Count the lines below that include the word "relative" and write that number alone.

PROVIDED INFORMATION:
::::::::::

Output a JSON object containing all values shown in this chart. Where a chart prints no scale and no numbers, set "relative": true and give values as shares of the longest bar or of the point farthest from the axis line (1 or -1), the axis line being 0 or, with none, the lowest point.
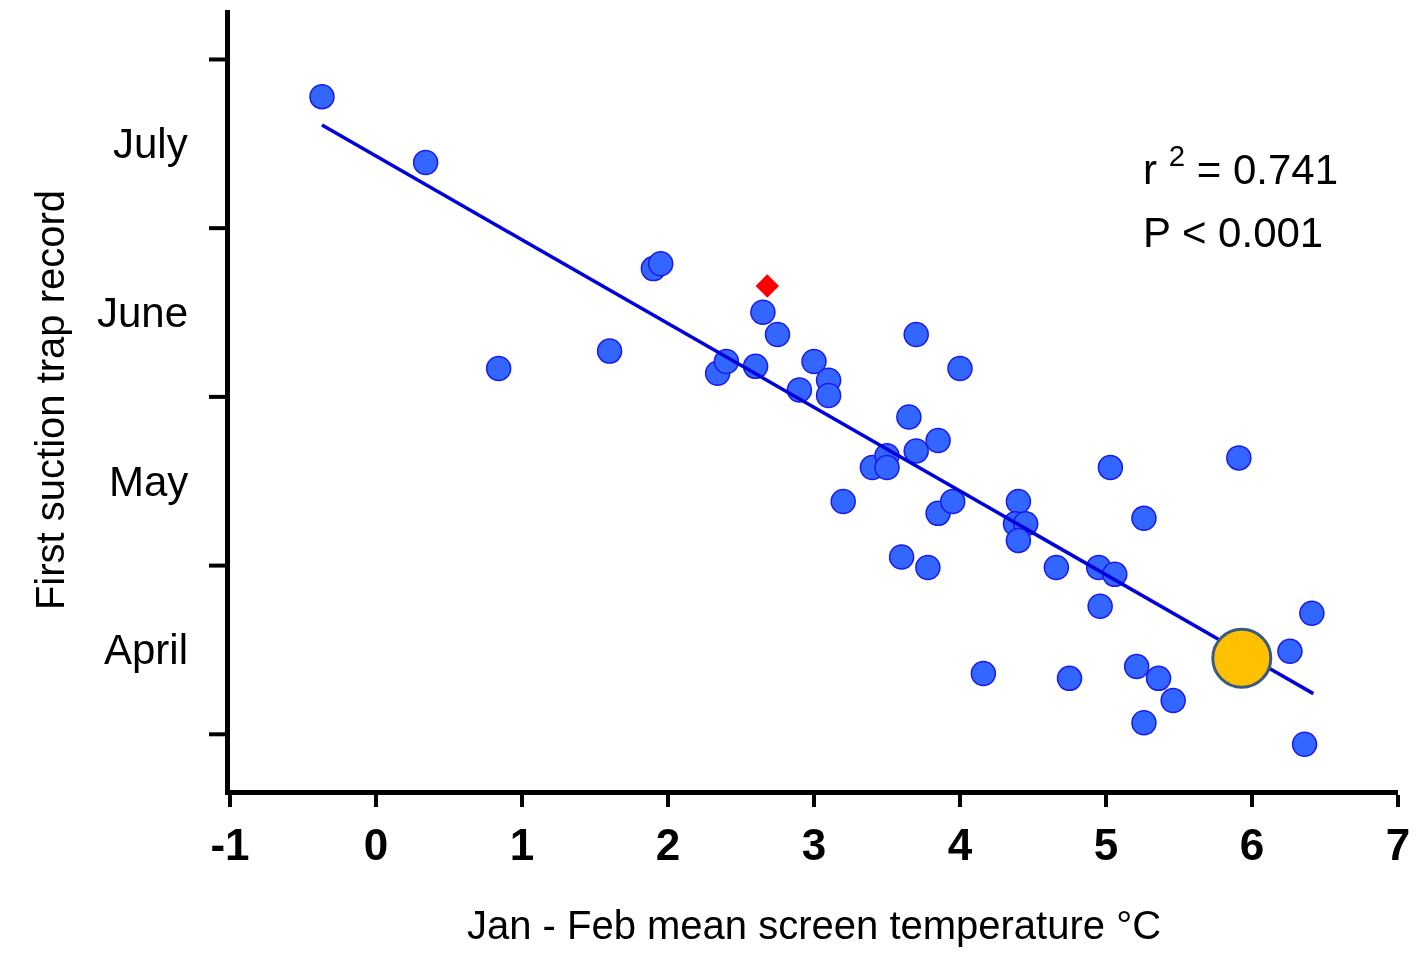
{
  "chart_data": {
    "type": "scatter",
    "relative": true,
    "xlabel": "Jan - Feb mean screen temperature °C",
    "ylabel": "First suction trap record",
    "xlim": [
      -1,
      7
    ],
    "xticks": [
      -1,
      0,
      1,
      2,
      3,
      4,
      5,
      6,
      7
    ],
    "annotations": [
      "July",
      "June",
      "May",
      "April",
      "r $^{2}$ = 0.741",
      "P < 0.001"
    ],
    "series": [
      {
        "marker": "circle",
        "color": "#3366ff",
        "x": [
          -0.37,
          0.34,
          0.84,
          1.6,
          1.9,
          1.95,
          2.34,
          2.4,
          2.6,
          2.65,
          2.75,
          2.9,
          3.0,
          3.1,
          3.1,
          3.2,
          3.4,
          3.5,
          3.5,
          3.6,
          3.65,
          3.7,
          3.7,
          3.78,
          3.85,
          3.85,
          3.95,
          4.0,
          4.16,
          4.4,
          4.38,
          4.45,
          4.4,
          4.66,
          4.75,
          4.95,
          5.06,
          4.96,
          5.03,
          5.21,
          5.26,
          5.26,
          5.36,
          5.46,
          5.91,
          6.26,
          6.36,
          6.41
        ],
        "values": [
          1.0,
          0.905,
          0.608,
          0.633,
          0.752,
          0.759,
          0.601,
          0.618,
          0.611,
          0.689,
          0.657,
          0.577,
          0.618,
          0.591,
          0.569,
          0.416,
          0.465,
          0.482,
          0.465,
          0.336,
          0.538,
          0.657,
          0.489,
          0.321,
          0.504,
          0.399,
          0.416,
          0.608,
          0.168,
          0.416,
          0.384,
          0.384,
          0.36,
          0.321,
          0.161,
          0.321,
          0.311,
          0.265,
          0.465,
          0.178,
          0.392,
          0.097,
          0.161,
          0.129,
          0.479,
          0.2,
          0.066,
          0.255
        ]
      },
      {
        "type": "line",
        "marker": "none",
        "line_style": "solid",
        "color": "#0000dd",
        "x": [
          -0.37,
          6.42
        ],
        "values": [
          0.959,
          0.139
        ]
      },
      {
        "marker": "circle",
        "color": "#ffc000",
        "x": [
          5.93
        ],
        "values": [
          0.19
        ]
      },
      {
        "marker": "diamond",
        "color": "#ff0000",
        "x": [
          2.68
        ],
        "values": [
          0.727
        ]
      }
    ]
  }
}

::::::::::

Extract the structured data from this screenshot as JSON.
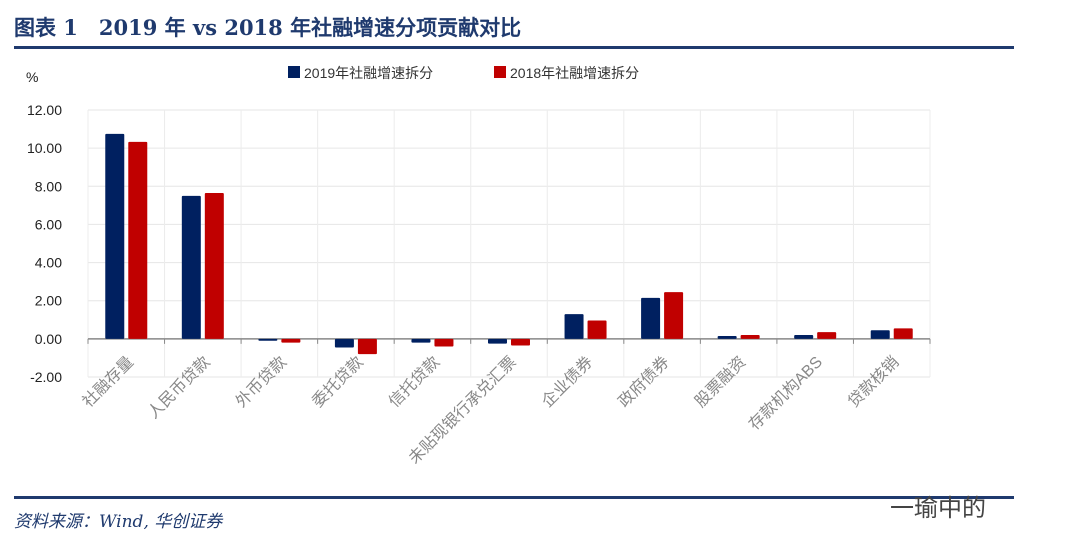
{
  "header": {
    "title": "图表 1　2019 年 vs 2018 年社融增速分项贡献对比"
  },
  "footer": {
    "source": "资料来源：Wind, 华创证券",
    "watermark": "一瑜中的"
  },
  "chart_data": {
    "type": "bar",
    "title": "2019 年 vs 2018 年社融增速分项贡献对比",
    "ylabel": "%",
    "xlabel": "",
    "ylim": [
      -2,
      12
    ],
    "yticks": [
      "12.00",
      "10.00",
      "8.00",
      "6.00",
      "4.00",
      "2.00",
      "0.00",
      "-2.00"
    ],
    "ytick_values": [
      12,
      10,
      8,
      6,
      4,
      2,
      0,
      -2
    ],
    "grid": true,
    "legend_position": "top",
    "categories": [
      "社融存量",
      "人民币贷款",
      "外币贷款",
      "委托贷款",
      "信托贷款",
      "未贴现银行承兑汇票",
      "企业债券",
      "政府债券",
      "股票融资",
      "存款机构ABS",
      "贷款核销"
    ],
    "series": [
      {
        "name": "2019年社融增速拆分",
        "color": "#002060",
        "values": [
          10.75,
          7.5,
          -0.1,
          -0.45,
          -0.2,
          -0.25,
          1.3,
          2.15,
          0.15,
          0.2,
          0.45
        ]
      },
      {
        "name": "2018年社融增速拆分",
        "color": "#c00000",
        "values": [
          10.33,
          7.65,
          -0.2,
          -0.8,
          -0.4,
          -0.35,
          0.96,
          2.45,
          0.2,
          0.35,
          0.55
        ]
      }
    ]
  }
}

::::::::::

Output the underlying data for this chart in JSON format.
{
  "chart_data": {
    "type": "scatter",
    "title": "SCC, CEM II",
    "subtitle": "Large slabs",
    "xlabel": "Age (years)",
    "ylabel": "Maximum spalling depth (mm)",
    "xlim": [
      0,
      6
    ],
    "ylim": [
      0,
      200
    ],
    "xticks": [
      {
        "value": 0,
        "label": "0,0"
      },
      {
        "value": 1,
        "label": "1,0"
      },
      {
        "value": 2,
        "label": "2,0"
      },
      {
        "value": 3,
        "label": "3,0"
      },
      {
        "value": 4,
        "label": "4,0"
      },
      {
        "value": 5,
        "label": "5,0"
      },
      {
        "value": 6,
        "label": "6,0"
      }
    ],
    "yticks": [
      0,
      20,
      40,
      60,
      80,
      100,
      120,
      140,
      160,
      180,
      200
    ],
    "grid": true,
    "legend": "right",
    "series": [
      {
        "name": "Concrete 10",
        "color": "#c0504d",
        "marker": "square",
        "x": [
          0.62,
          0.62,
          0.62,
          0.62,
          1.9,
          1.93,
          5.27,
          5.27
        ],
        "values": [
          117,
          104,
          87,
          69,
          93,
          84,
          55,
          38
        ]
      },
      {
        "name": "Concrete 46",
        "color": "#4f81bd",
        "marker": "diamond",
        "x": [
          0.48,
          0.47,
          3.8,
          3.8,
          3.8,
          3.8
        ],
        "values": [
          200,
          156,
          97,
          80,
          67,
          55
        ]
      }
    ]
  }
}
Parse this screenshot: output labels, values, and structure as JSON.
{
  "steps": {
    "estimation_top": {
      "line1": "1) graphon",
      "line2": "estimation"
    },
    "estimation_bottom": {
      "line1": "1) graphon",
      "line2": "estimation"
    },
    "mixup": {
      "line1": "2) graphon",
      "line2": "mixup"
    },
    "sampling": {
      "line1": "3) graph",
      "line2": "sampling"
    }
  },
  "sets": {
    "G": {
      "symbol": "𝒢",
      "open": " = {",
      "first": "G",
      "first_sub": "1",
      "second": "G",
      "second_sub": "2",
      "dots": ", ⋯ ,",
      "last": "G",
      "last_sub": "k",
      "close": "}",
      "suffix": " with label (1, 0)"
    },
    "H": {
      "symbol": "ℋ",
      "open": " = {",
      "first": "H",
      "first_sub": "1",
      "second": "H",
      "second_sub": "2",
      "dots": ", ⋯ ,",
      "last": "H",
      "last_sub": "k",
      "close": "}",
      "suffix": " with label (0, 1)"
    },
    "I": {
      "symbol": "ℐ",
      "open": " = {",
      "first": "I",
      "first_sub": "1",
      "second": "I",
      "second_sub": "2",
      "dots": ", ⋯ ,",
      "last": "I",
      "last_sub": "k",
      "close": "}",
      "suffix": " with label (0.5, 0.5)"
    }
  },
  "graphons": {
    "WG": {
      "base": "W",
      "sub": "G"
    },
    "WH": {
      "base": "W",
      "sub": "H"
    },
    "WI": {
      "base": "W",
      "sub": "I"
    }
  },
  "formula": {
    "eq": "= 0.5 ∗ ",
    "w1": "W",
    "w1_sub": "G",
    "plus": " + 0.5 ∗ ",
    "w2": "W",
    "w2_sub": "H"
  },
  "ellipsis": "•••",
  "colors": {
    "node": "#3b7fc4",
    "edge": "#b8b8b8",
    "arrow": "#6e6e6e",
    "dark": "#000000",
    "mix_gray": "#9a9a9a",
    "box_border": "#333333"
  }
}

::::::::::

RESULT OF THE EXERCISE: 2